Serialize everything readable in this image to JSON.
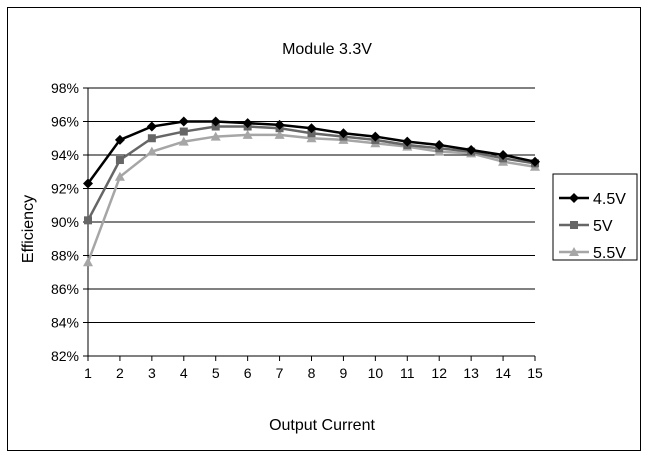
{
  "chart_data": {
    "type": "line",
    "title": "Module 3.3V",
    "xlabel": "Output Current",
    "ylabel": "Efficiency",
    "categories": [
      "1",
      "2",
      "3",
      "4",
      "5",
      "6",
      "7",
      "8",
      "9",
      "10",
      "11",
      "12",
      "13",
      "14",
      "15"
    ],
    "ylim": [
      0.82,
      0.98
    ],
    "yticks": [
      0.82,
      0.84,
      0.86,
      0.88,
      0.9,
      0.92,
      0.94,
      0.96,
      0.98
    ],
    "ytick_labels": [
      "82%",
      "84%",
      "86%",
      "88%",
      "90%",
      "92%",
      "94%",
      "96%",
      "98%"
    ],
    "grid": "horizontal",
    "legend_position": "right",
    "series": [
      {
        "name": "4.5V",
        "marker": "diamond",
        "color": "#000000",
        "values": [
          0.923,
          0.949,
          0.957,
          0.96,
          0.96,
          0.959,
          0.958,
          0.956,
          0.953,
          0.951,
          0.948,
          0.946,
          0.943,
          0.94,
          0.936
        ]
      },
      {
        "name": "5V",
        "marker": "square",
        "color": "#666666",
        "values": [
          0.901,
          0.937,
          0.95,
          0.954,
          0.957,
          0.957,
          0.956,
          0.953,
          0.951,
          0.949,
          0.946,
          0.944,
          0.942,
          0.938,
          0.935
        ]
      },
      {
        "name": "5.5V",
        "marker": "triangle",
        "color": "#a6a6a6",
        "values": [
          0.876,
          0.927,
          0.942,
          0.948,
          0.951,
          0.952,
          0.952,
          0.95,
          0.949,
          0.947,
          0.945,
          0.942,
          0.941,
          0.936,
          0.933
        ]
      }
    ]
  }
}
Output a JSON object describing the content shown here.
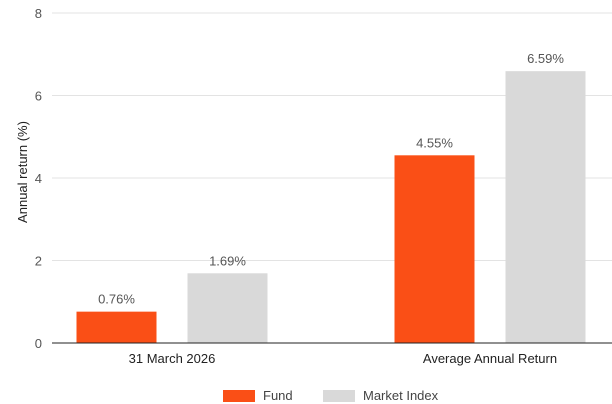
{
  "chart_data": {
    "type": "bar",
    "categories": [
      "31 March 2026",
      "Average Annual Return"
    ],
    "series": [
      {
        "name": "Fund",
        "values": [
          0.76,
          4.55
        ],
        "labels": [
          "0.76%",
          "4.55%"
        ],
        "color": "#FA4F16"
      },
      {
        "name": "Market Index",
        "values": [
          1.69,
          6.59
        ],
        "labels": [
          "1.69%",
          "6.59%"
        ],
        "color": "#D9D9D9"
      }
    ],
    "ylabel": "Annual return (%)",
    "ylim": [
      0,
      8
    ],
    "yticks": [
      "0",
      "2",
      "4",
      "6",
      "8"
    ],
    "grid": true,
    "legend_position": "bottom"
  }
}
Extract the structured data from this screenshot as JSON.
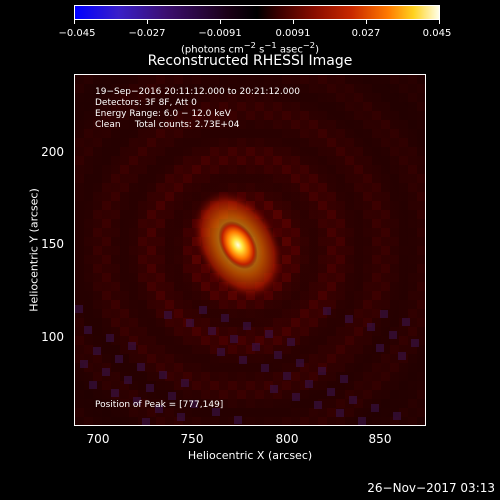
{
  "colorbar": {
    "ticks": [
      "−0.045",
      "−0.027",
      "−0.0091",
      "0.0091",
      "0.027",
      "0.045"
    ],
    "units_html": "(photons cm<sup>−2</sup> s<sup>−1</sup> asec<sup>−2</sup>)"
  },
  "title": "Reconstructed RHESSI Image",
  "info": {
    "line1": "19−Sep−2016 20:11:12.000 to 20:21:12.000",
    "line2": "Detectors: 3F 8F, Att 0",
    "line3": "Energy Range: 6.0 − 12.0 keV",
    "line4": "Clean     Total counts: 2.73E+04"
  },
  "peak": "Position of Peak = [777,149]",
  "axes": {
    "x_label": "Heliocentric X (arcsec)",
    "y_label": "Heliocentric Y (arcsec)",
    "x_ticks": [
      "700",
      "750",
      "800",
      "850"
    ],
    "y_ticks": [
      "200",
      "150",
      "100"
    ]
  },
  "timestamp": "26−Nov−2017 03:13"
}
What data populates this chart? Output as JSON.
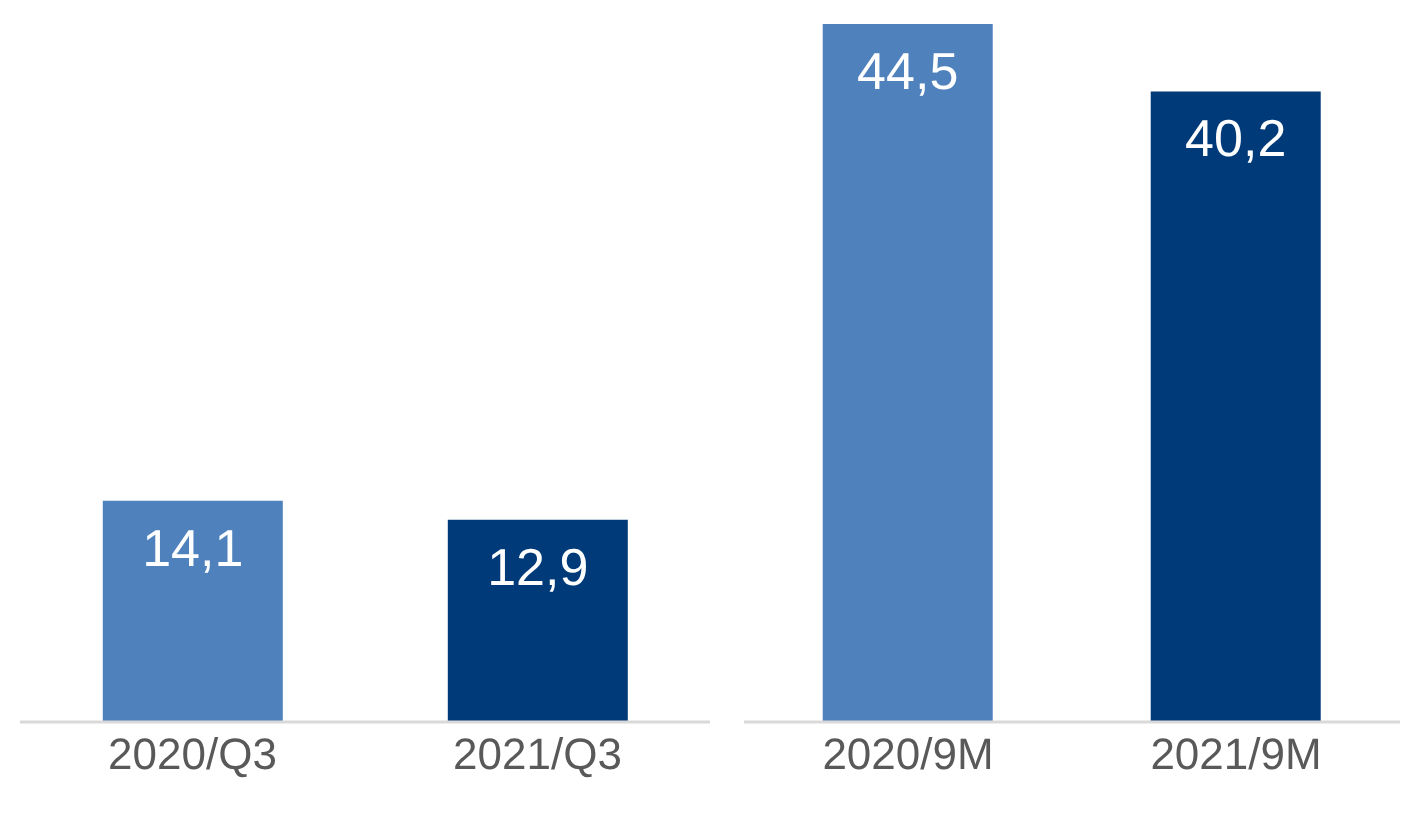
{
  "chart_data": [
    {
      "type": "bar",
      "categories": [
        "2020/Q3",
        "2021/Q3"
      ],
      "values": [
        14.1,
        12.9
      ],
      "colors": [
        "#4f81bd",
        "#003a78"
      ],
      "value_labels": [
        "14,1",
        "12,9"
      ],
      "grid": false,
      "legend": false
    },
    {
      "type": "bar",
      "categories": [
        "2020/9M",
        "2021/9M"
      ],
      "values": [
        44.5,
        40.2
      ],
      "colors": [
        "#4f81bd",
        "#003a78"
      ],
      "value_labels": [
        "44,5",
        "40,2"
      ],
      "grid": false,
      "legend": false
    }
  ]
}
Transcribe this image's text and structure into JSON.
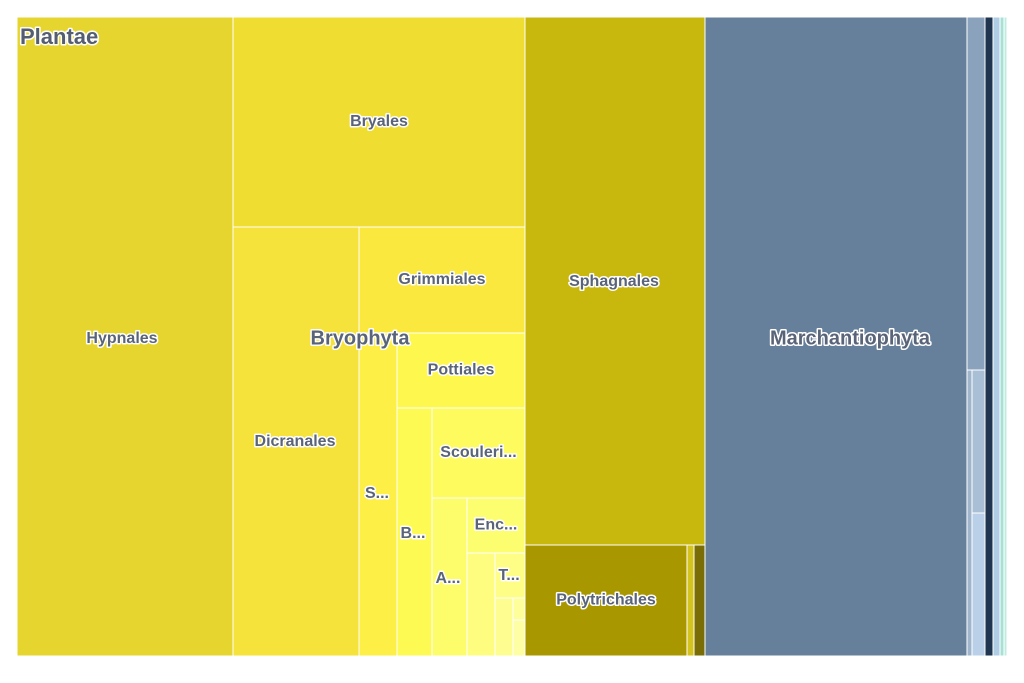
{
  "chart_data": {
    "type": "treemap",
    "root": "Plantae",
    "group": "Bryophyta",
    "nodes": [
      {
        "name": "Hypnales",
        "color": "#e6d52e"
      },
      {
        "name": "Bryales",
        "color": "#f0dd32"
      },
      {
        "name": "Dicranales",
        "color": "#f5e23a"
      },
      {
        "name": "Grimmiales",
        "color": "#fbe83e"
      },
      {
        "name": "S...",
        "color": "#fdef46"
      },
      {
        "name": "Pottiales",
        "color": "#fef84e"
      },
      {
        "name": "B...",
        "color": "#fdfa54"
      },
      {
        "name": "Scouleri...",
        "color": "#fdfb5e"
      },
      {
        "name": "A...",
        "color": "#fdfc6a"
      },
      {
        "name": "Enc...",
        "color": "#fdfd70"
      },
      {
        "color": "#fefd80"
      },
      {
        "name": "T...",
        "color": "#fefd86"
      },
      {
        "color": "#fefd90"
      },
      {
        "color": "#fefe9a"
      },
      {
        "color": "#fefea4"
      },
      {
        "name": "Sphagnales",
        "color": "#c8b70c"
      },
      {
        "name": "Polytrichales",
        "color": "#a99700"
      },
      {
        "color": "#d4c21d"
      },
      {
        "color": "#7a6d06"
      },
      {
        "name": "Marchantiophyta",
        "color": "#667f9a"
      },
      {
        "color": "#8aa2bc"
      },
      {
        "color": "#9fb5cc"
      },
      {
        "color": "#a9bfd6"
      },
      {
        "color": "#bad0e8"
      },
      {
        "color": "#1f3550"
      },
      {
        "color": "#b0cde6"
      },
      {
        "color": "#a9e0d4"
      },
      {
        "color": "#c0ece0"
      }
    ]
  }
}
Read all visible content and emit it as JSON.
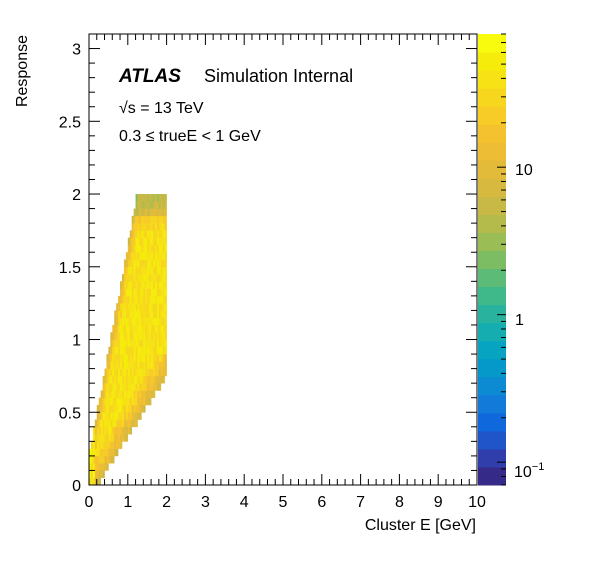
{
  "chart_data": {
    "type": "heatmap",
    "xlabel": "Cluster E [GeV]",
    "ylabel": "Response",
    "xlim": [
      0,
      10
    ],
    "ylim": [
      0,
      3.1
    ],
    "x_ticks": [
      "0",
      "1",
      "2",
      "3",
      "4",
      "5",
      "6",
      "7",
      "8",
      "9",
      "10"
    ],
    "y_ticks": [
      "0",
      "0.5",
      "1",
      "1.5",
      "2",
      "2.5",
      "3"
    ],
    "annotations": {
      "experiment": "ATLAS",
      "status": "Simulation Internal",
      "energy": "√s = 13 TeV",
      "selection": "0.3 ≤ trueE < 1 GeV"
    },
    "colorbar": {
      "scale": "log",
      "range": [
        0.07,
        80
      ],
      "tick_labels": [
        "10^-1",
        "1",
        "10"
      ],
      "tick_values": [
        0.1,
        1,
        10
      ],
      "palette": [
        "#352a87",
        "#2f3eab",
        "#1f55c9",
        "#0f68dc",
        "#127ad8",
        "#0d8bd2",
        "#0599c9",
        "#06a4c0",
        "#16adb0",
        "#29b39e",
        "#3fb88a",
        "#5cbb76",
        "#7cbd63",
        "#9abd55",
        "#b4bb4b",
        "#c8b946",
        "#d7b940",
        "#e2bb3b",
        "#ecbd35",
        "#f4c22e",
        "#f7cc26",
        "#f7d71d",
        "#f6e215",
        "#f5ec0c",
        "#f9fb0e"
      ],
      "colors": {
        "low": "#352a87",
        "mid": "#13b3a8",
        "high": "#f9fb0e"
      }
    },
    "distribution_note": "filled wedge: cluster E from ~0 up to ~2 GeV, response from 0 up to 2; response ceiling rises with E; dense yellow core near low response, green edges",
    "series": [
      {
        "bins": "response_vs_clusterE",
        "x_range": [
          0,
          2
        ],
        "y_range": [
          0,
          2
        ]
      }
    ]
  }
}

*****

WHAT NEEDS TO BE DONE:
Quote the entries in full. Any image among them is to be omitted from the copy.

EXERCISE SOLUTION:
Serialize everything readable in this image to JSON.
{
  "chart_data": {
    "type": "line",
    "title": "Module 3.3V",
    "xlabel": "Output Current",
    "ylabel": "Efficiency",
    "categories": [
      "1",
      "2",
      "3",
      "4",
      "5",
      "6",
      "7",
      "8",
      "9",
      "10",
      "11",
      "12",
      "13",
      "14",
      "15"
    ],
    "ylim": [
      0.82,
      0.98
    ],
    "yticks": [
      0.82,
      0.84,
      0.86,
      0.88,
      0.9,
      0.92,
      0.94,
      0.96,
      0.98
    ],
    "ytick_labels": [
      "82%",
      "84%",
      "86%",
      "88%",
      "90%",
      "92%",
      "94%",
      "96%",
      "98%"
    ],
    "grid": "horizontal",
    "legend_position": "right",
    "series": [
      {
        "name": "4.5V",
        "marker": "diamond",
        "color": "#000000",
        "values": [
          0.923,
          0.949,
          0.957,
          0.96,
          0.96,
          0.959,
          0.958,
          0.956,
          0.953,
          0.951,
          0.948,
          0.946,
          0.943,
          0.94,
          0.936
        ]
      },
      {
        "name": "5V",
        "marker": "square",
        "color": "#666666",
        "values": [
          0.901,
          0.937,
          0.95,
          0.954,
          0.957,
          0.957,
          0.956,
          0.953,
          0.951,
          0.949,
          0.946,
          0.944,
          0.942,
          0.938,
          0.935
        ]
      },
      {
        "name": "5.5V",
        "marker": "triangle",
        "color": "#a6a6a6",
        "values": [
          0.876,
          0.927,
          0.942,
          0.948,
          0.951,
          0.952,
          0.952,
          0.95,
          0.949,
          0.947,
          0.945,
          0.942,
          0.941,
          0.936,
          0.933
        ]
      }
    ]
  }
}
Output a JSON object describing the content shown here.
{
  "chart_data": {
    "type": "bar",
    "categories": [
      "31 March 2026",
      "Average Annual Return"
    ],
    "series": [
      {
        "name": "Fund",
        "values": [
          0.76,
          4.55
        ],
        "labels": [
          "0.76%",
          "4.55%"
        ],
        "color": "#FA4F16"
      },
      {
        "name": "Market Index",
        "values": [
          1.69,
          6.59
        ],
        "labels": [
          "1.69%",
          "6.59%"
        ],
        "color": "#D9D9D9"
      }
    ],
    "ylabel": "Annual return (%)",
    "ylim": [
      0,
      8
    ],
    "yticks": [
      "0",
      "2",
      "4",
      "6",
      "8"
    ],
    "grid": true,
    "legend_position": "bottom"
  }
}
Extract the structured data from this screenshot as JSON.
{
  "colorbar": {
    "ticks": [
      "−0.045",
      "−0.027",
      "−0.0091",
      "0.0091",
      "0.027",
      "0.045"
    ],
    "units_html": "(photons cm<sup>−2</sup> s<sup>−1</sup> asec<sup>−2</sup>)"
  },
  "title": "Reconstructed RHESSI Image",
  "info": {
    "line1": "19−Sep−2016 20:11:12.000 to 20:21:12.000",
    "line2": "Detectors: 3F 8F, Att 0",
    "line3": "Energy Range: 6.0 − 12.0 keV",
    "line4": "Clean     Total counts: 2.73E+04"
  },
  "peak": "Position of Peak = [777,149]",
  "axes": {
    "x_label": "Heliocentric X (arcsec)",
    "y_label": "Heliocentric Y (arcsec)",
    "x_ticks": [
      "700",
      "750",
      "800",
      "850"
    ],
    "y_ticks": [
      "200",
      "150",
      "100"
    ]
  },
  "timestamp": "26−Nov−2017 03:13"
}
What data populates this chart? Output as JSON.
{
  "chart_data": [
    {
      "type": "bar",
      "categories": [
        "2020/Q3",
        "2021/Q3"
      ],
      "values": [
        14.1,
        12.9
      ],
      "colors": [
        "#4f81bd",
        "#003a78"
      ],
      "value_labels": [
        "14,1",
        "12,9"
      ],
      "grid": false,
      "legend": false
    },
    {
      "type": "bar",
      "categories": [
        "2020/9M",
        "2021/9M"
      ],
      "values": [
        44.5,
        40.2
      ],
      "colors": [
        "#4f81bd",
        "#003a78"
      ],
      "value_labels": [
        "44,5",
        "40,2"
      ],
      "grid": false,
      "legend": false
    }
  ]
}
Transcribe this image's text and structure into JSON.
{
  "chart_data": {
    "type": "treemap",
    "root": "Plantae",
    "group": "Bryophyta",
    "nodes": [
      {
        "name": "Hypnales",
        "color": "#e6d52e"
      },
      {
        "name": "Bryales",
        "color": "#f0dd32"
      },
      {
        "name": "Dicranales",
        "color": "#f5e23a"
      },
      {
        "name": "Grimmiales",
        "color": "#fbe83e"
      },
      {
        "name": "S...",
        "color": "#fdef46"
      },
      {
        "name": "Pottiales",
        "color": "#fef84e"
      },
      {
        "name": "B...",
        "color": "#fdfa54"
      },
      {
        "name": "Scouleri...",
        "color": "#fdfb5e"
      },
      {
        "name": "A...",
        "color": "#fdfc6a"
      },
      {
        "name": "Enc...",
        "color": "#fdfd70"
      },
      {
        "color": "#fefd80"
      },
      {
        "name": "T...",
        "color": "#fefd86"
      },
      {
        "color": "#fefd90"
      },
      {
        "color": "#fefe9a"
      },
      {
        "color": "#fefea4"
      },
      {
        "name": "Sphagnales",
        "color": "#c8b70c"
      },
      {
        "name": "Polytrichales",
        "color": "#a99700"
      },
      {
        "color": "#d4c21d"
      },
      {
        "color": "#7a6d06"
      },
      {
        "name": "Marchantiophyta",
        "color": "#667f9a"
      },
      {
        "color": "#8aa2bc"
      },
      {
        "color": "#9fb5cc"
      },
      {
        "color": "#a9bfd6"
      },
      {
        "color": "#bad0e8"
      },
      {
        "color": "#1f3550"
      },
      {
        "color": "#b0cde6"
      },
      {
        "color": "#a9e0d4"
      },
      {
        "color": "#c0ece0"
      }
    ]
  }
}
Read all visible content and emit it as JSON.
{
  "chart_data": {
    "type": "heatmap",
    "xlabel": "Cluster E [GeV]",
    "ylabel": "Response",
    "xlim": [
      0,
      10
    ],
    "ylim": [
      0,
      3.1
    ],
    "x_ticks": [
      "0",
      "1",
      "2",
      "3",
      "4",
      "5",
      "6",
      "7",
      "8",
      "9",
      "10"
    ],
    "y_ticks": [
      "0",
      "0.5",
      "1",
      "1.5",
      "2",
      "2.5",
      "3"
    ],
    "annotations": {
      "experiment": "ATLAS",
      "status": "Simulation Internal",
      "energy": "√s = 13 TeV",
      "selection": "0.3 ≤ trueE < 1 GeV"
    },
    "colorbar": {
      "scale": "log",
      "range": [
        0.07,
        80
      ],
      "tick_labels": [
        "10^-1",
        "1",
        "10"
      ],
      "tick_values": [
        0.1,
        1,
        10
      ],
      "palette": [
        "#352a87",
        "#2f3eab",
        "#1f55c9",
        "#0f68dc",
        "#127ad8",
        "#0d8bd2",
        "#0599c9",
        "#06a4c0",
        "#16adb0",
        "#29b39e",
        "#3fb88a",
        "#5cbb76",
        "#7cbd63",
        "#9abd55",
        "#b4bb4b",
        "#c8b946",
        "#d7b940",
        "#e2bb3b",
        "#ecbd35",
        "#f4c22e",
        "#f7cc26",
        "#f7d71d",
        "#f6e215",
        "#f5ec0c",
        "#f9fb0e"
      ],
      "colors": {
        "low": "#352a87",
        "mid": "#13b3a8",
        "high": "#f9fb0e"
      }
    },
    "distribution_note": "filled wedge: cluster E from ~0 up to ~2 GeV, response from 0 up to 2; response ceiling rises with E; dense yellow core near low response, green edges",
    "series": [
      {
        "bins": "response_vs_clusterE",
        "x_range": [
          0,
          2
        ],
        "y_range": [
          0,
          2
        ]
      }
    ]
  }
}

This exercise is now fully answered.